>> BEGIN
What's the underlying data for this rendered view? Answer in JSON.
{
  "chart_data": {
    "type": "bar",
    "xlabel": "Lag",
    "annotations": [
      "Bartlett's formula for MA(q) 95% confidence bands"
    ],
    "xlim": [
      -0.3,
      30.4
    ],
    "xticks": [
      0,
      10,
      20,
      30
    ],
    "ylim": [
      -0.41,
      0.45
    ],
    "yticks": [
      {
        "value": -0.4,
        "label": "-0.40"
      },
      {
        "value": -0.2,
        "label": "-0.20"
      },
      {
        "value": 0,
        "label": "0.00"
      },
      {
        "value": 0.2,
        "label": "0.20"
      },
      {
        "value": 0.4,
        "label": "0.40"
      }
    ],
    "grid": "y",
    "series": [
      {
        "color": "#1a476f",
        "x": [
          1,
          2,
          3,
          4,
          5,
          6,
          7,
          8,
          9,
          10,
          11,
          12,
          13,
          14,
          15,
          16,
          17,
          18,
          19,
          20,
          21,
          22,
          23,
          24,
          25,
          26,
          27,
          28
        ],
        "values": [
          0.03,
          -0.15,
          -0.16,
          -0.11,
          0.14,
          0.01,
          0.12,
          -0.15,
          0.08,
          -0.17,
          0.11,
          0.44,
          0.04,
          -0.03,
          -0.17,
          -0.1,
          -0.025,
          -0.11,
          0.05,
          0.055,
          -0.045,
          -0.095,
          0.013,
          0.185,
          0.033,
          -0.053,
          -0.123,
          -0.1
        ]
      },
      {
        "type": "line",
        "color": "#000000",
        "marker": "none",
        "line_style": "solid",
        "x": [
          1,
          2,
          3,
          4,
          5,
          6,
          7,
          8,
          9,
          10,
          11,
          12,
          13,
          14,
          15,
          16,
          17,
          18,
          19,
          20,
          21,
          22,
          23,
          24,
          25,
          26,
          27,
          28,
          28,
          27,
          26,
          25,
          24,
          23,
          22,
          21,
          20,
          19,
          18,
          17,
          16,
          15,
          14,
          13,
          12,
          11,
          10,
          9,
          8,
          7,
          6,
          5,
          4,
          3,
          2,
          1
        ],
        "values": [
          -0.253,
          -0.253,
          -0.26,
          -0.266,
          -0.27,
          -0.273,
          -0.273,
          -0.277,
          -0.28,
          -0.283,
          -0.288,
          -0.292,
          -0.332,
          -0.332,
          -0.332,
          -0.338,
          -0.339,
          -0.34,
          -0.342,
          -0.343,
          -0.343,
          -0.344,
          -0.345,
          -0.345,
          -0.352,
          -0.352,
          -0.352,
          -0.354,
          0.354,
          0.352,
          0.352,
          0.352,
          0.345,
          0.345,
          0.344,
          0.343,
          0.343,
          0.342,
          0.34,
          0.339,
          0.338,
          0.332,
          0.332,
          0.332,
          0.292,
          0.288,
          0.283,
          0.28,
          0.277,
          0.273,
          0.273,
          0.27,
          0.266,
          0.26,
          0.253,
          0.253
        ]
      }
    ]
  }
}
>> END
#### WHAT IS REQUIRED:
Send back every record, precisely as written.

#### WRITTEN SOLUTION:
What's the underlying data for this rendered view? Answer in JSON.
{
  "chart_data": {
    "type": "bar",
    "xlabel": "Lag",
    "annotations": [
      "Bartlett's formula for MA(q) 95% confidence bands"
    ],
    "xlim": [
      -0.3,
      30.4
    ],
    "xticks": [
      0,
      10,
      20,
      30
    ],
    "ylim": [
      -0.41,
      0.45
    ],
    "yticks": [
      {
        "value": -0.4,
        "label": "-0.40"
      },
      {
        "value": -0.2,
        "label": "-0.20"
      },
      {
        "value": 0,
        "label": "0.00"
      },
      {
        "value": 0.2,
        "label": "0.20"
      },
      {
        "value": 0.4,
        "label": "0.40"
      }
    ],
    "grid": "y",
    "series": [
      {
        "color": "#1a476f",
        "x": [
          1,
          2,
          3,
          4,
          5,
          6,
          7,
          8,
          9,
          10,
          11,
          12,
          13,
          14,
          15,
          16,
          17,
          18,
          19,
          20,
          21,
          22,
          23,
          24,
          25,
          26,
          27,
          28
        ],
        "values": [
          0.03,
          -0.15,
          -0.16,
          -0.11,
          0.14,
          0.01,
          0.12,
          -0.15,
          0.08,
          -0.17,
          0.11,
          0.44,
          0.04,
          -0.03,
          -0.17,
          -0.1,
          -0.025,
          -0.11,
          0.05,
          0.055,
          -0.045,
          -0.095,
          0.013,
          0.185,
          0.033,
          -0.053,
          -0.123,
          -0.1
        ]
      },
      {
        "type": "line",
        "color": "#000000",
        "marker": "none",
        "line_style": "solid",
        "x": [
          1,
          2,
          3,
          4,
          5,
          6,
          7,
          8,
          9,
          10,
          11,
          12,
          13,
          14,
          15,
          16,
          17,
          18,
          19,
          20,
          21,
          22,
          23,
          24,
          25,
          26,
          27,
          28,
          28,
          27,
          26,
          25,
          24,
          23,
          22,
          21,
          20,
          19,
          18,
          17,
          16,
          15,
          14,
          13,
          12,
          11,
          10,
          9,
          8,
          7,
          6,
          5,
          4,
          3,
          2,
          1
        ],
        "values": [
          -0.253,
          -0.253,
          -0.26,
          -0.266,
          -0.27,
          -0.273,
          -0.273,
          -0.277,
          -0.28,
          -0.283,
          -0.288,
          -0.292,
          -0.332,
          -0.332,
          -0.332,
          -0.338,
          -0.339,
          -0.34,
          -0.342,
          -0.343,
          -0.343,
          -0.344,
          -0.345,
          -0.345,
          -0.352,
          -0.352,
          -0.352,
          -0.354,
          0.354,
          0.352,
          0.352,
          0.352,
          0.345,
          0.345,
          0.344,
          0.343,
          0.343,
          0.342,
          0.34,
          0.339,
          0.338,
          0.332,
          0.332,
          0.332,
          0.292,
          0.288,
          0.283,
          0.28,
          0.277,
          0.273,
          0.273,
          0.27,
          0.266,
          0.26,
          0.253,
          0.253
        ]
      }
    ]
  }
}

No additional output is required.